(Data records)

>> start

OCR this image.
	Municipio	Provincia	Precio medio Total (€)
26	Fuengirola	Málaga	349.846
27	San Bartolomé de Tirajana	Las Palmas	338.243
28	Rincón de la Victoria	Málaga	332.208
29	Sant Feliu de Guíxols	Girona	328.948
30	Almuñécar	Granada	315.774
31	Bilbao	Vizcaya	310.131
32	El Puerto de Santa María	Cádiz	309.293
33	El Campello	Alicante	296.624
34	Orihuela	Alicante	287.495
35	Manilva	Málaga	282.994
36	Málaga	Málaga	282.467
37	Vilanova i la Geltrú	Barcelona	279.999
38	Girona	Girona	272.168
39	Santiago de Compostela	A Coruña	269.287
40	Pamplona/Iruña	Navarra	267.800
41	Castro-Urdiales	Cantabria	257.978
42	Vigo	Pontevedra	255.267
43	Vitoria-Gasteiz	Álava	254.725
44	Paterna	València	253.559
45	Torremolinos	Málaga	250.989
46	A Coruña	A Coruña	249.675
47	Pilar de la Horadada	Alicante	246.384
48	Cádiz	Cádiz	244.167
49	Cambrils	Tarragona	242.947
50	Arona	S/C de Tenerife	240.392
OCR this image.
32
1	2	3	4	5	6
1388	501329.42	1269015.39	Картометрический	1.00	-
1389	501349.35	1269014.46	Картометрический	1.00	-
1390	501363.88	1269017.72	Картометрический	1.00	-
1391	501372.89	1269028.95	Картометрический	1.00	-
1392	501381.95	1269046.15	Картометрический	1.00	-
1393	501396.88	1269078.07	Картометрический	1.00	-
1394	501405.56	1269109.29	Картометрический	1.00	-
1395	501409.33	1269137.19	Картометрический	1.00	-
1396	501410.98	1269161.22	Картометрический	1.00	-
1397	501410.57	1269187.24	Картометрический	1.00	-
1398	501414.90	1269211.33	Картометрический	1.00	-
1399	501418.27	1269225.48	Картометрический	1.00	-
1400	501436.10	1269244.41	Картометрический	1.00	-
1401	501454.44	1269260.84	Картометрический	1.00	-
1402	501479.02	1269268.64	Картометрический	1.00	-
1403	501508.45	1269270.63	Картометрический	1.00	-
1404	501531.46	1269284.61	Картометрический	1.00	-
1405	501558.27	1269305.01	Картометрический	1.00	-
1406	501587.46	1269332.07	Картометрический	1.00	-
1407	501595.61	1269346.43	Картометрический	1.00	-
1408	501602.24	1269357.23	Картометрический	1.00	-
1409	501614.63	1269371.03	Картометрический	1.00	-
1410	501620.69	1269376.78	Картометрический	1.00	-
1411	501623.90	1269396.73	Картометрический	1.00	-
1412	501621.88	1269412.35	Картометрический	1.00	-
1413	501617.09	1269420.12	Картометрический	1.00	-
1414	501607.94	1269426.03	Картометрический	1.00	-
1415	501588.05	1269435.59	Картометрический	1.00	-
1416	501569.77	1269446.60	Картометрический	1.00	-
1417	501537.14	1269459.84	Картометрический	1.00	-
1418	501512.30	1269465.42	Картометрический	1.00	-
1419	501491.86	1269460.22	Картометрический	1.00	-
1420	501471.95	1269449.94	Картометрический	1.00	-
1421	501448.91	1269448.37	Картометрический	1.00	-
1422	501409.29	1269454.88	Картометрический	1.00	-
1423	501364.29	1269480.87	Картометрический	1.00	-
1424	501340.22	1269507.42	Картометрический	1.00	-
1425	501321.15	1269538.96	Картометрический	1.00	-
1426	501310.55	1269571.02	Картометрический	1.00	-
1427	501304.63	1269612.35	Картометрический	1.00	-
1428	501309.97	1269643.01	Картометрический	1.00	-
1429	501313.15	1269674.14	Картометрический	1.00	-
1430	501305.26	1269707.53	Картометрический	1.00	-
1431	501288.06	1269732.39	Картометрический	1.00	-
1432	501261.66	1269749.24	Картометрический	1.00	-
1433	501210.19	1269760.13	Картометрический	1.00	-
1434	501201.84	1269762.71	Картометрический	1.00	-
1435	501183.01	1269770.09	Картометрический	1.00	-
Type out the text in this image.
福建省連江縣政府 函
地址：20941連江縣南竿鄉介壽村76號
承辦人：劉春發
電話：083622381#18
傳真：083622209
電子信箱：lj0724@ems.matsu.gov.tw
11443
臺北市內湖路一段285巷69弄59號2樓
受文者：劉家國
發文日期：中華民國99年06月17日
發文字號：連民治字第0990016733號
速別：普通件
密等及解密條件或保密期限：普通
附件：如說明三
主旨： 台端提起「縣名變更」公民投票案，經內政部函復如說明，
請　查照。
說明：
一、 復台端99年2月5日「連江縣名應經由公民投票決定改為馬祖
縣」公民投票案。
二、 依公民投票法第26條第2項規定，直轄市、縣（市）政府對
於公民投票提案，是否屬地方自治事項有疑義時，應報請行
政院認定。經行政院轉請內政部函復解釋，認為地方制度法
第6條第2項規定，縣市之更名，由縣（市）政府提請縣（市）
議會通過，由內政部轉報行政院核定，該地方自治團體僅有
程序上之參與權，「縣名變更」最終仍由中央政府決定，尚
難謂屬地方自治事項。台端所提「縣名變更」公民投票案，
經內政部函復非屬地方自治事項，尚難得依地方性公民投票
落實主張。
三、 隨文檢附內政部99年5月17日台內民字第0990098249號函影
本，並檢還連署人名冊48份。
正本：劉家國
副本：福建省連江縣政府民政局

>> end

# [WHAT IS NEEDED]
Count the lines in the material above where the string "Cádiz" appears, then state only that count.

# [FULL SOLUTION]
2